» GIVEN EXERCISE: Which lines in the records below contain the word "JSON"? Copy each one out.

+ + + + + + +

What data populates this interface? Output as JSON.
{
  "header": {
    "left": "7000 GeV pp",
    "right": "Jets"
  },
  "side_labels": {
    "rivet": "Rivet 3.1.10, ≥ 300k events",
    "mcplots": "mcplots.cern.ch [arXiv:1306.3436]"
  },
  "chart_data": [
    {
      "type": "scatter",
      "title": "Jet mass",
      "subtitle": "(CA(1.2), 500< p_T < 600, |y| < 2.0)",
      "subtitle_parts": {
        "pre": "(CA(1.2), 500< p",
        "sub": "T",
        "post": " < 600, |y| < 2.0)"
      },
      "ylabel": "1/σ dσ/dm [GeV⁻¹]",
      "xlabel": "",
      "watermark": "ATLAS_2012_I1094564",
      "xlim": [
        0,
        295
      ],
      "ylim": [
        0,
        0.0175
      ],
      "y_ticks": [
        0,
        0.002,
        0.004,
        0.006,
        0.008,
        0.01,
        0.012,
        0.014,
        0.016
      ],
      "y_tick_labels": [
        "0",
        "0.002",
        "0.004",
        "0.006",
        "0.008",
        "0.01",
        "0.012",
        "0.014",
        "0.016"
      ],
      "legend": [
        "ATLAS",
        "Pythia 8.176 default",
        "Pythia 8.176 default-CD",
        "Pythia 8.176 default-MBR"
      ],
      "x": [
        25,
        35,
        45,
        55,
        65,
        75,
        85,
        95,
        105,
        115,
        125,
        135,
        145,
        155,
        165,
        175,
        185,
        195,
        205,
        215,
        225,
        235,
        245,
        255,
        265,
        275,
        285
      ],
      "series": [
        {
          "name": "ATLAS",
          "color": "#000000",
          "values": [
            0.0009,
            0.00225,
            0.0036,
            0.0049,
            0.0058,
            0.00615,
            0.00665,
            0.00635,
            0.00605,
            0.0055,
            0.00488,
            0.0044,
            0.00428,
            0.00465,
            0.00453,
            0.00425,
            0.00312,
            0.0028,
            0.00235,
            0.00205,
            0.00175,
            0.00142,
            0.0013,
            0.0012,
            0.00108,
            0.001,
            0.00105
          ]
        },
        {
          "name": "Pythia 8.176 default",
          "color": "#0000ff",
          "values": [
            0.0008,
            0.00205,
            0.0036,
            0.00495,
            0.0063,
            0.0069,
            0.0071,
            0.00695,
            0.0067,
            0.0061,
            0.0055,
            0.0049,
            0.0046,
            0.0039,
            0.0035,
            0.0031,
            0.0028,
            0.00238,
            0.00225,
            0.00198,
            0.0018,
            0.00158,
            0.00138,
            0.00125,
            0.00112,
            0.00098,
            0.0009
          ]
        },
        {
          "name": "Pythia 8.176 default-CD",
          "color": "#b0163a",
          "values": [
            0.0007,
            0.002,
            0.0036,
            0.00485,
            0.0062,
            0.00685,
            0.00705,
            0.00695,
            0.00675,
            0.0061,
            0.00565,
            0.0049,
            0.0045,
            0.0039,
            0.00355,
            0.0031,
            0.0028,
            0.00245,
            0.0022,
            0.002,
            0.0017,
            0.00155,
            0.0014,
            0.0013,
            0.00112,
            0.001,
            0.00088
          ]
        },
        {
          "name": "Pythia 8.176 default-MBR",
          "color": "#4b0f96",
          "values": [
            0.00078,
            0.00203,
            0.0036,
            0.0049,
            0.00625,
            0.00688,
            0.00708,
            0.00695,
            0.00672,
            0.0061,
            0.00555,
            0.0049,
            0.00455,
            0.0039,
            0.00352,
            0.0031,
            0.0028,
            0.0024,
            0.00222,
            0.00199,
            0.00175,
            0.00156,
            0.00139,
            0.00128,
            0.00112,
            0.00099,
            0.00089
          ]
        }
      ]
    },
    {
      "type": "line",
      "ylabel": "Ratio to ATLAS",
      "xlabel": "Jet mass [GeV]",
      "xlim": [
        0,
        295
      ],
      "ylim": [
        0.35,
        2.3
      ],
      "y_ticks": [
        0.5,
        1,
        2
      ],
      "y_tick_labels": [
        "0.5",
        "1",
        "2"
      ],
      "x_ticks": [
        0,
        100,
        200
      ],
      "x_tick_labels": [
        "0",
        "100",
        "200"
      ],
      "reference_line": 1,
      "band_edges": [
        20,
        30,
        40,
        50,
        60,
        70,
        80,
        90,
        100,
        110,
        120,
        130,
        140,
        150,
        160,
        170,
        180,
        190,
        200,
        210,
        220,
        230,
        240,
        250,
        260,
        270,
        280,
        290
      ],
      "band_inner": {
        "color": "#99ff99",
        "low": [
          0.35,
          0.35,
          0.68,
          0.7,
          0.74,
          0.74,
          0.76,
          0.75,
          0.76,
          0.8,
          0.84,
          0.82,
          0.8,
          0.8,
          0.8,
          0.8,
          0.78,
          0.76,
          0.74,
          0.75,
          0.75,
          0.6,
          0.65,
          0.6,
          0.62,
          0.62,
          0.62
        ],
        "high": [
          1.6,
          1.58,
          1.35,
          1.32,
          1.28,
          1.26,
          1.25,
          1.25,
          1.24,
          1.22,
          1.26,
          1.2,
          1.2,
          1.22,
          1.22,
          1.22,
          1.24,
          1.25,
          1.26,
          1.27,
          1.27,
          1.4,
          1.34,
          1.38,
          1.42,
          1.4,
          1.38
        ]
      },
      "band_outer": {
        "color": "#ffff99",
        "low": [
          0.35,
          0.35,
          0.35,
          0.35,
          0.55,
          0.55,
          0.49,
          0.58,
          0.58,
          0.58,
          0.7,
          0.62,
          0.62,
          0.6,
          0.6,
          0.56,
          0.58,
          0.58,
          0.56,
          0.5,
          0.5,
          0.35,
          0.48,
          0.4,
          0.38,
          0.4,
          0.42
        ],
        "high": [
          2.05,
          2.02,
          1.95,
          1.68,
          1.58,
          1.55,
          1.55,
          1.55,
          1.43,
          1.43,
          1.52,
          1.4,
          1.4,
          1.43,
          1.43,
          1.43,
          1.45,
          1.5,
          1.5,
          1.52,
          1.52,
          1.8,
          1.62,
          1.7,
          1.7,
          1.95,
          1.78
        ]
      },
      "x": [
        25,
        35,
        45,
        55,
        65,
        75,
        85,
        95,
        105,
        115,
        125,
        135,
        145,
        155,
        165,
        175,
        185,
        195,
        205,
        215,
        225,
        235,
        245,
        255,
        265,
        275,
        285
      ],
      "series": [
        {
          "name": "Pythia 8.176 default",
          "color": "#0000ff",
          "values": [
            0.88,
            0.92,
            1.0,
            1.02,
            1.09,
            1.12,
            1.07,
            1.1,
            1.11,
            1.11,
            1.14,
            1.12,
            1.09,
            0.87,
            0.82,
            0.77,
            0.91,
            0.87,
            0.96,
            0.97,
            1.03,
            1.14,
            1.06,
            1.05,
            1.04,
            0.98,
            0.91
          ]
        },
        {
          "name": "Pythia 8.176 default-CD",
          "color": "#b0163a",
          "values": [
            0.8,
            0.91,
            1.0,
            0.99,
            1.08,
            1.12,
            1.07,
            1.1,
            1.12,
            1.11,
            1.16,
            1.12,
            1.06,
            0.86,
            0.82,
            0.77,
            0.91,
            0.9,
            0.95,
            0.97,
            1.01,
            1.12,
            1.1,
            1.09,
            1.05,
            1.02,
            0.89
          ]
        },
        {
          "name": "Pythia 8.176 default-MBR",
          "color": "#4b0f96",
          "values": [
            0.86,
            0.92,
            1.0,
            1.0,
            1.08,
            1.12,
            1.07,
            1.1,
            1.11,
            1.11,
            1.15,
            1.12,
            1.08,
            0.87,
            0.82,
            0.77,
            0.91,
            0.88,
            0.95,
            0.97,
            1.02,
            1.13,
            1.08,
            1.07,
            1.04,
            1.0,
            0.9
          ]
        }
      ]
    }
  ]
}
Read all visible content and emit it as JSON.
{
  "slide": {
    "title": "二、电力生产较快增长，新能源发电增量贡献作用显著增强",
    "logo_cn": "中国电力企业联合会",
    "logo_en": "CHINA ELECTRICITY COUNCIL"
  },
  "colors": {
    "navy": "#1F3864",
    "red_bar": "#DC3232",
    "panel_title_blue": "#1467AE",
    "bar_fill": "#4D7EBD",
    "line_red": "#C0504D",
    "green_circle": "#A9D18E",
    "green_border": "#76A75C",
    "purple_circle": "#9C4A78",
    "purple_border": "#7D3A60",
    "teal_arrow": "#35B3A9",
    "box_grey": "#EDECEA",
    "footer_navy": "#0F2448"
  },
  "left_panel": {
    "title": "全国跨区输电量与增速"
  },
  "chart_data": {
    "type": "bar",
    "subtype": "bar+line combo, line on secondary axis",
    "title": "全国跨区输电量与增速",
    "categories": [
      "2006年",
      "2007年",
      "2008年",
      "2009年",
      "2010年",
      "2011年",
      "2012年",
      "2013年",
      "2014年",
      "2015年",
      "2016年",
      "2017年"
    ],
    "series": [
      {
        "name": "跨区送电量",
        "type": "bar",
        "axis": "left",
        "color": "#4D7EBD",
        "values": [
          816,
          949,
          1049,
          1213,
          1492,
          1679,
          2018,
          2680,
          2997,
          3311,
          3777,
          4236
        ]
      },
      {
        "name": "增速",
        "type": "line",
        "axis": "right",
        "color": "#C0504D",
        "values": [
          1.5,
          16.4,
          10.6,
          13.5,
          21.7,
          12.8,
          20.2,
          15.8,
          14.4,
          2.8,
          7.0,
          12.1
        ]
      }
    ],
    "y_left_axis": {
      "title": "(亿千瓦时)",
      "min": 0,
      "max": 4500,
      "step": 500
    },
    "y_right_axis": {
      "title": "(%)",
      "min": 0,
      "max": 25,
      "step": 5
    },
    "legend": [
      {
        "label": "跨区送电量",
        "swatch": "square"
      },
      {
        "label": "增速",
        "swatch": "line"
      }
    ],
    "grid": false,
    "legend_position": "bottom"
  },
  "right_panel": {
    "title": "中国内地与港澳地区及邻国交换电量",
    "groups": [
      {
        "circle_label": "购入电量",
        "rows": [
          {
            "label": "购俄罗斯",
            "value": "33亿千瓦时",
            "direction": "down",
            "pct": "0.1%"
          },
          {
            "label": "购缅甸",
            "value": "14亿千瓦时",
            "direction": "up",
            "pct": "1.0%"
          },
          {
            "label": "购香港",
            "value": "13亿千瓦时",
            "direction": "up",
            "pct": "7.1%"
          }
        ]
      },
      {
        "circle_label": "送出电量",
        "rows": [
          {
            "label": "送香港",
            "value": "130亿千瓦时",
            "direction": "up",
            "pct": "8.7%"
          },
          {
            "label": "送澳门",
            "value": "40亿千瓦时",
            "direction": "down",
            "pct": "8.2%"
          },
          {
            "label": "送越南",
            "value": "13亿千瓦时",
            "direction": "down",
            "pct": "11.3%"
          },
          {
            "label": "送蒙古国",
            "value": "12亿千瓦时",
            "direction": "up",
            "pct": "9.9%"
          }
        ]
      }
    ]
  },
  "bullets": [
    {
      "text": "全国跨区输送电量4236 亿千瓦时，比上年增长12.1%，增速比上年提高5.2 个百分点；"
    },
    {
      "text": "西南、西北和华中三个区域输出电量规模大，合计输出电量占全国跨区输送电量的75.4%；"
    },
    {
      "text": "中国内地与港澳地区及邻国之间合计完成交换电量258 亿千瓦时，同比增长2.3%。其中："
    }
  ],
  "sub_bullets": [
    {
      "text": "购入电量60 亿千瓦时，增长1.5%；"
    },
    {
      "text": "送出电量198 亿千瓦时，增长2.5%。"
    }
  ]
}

+ + + + + + +

» RESPONSE:
What data populates this interface? Output as JSON.
Read all visible content and emit it as JSON.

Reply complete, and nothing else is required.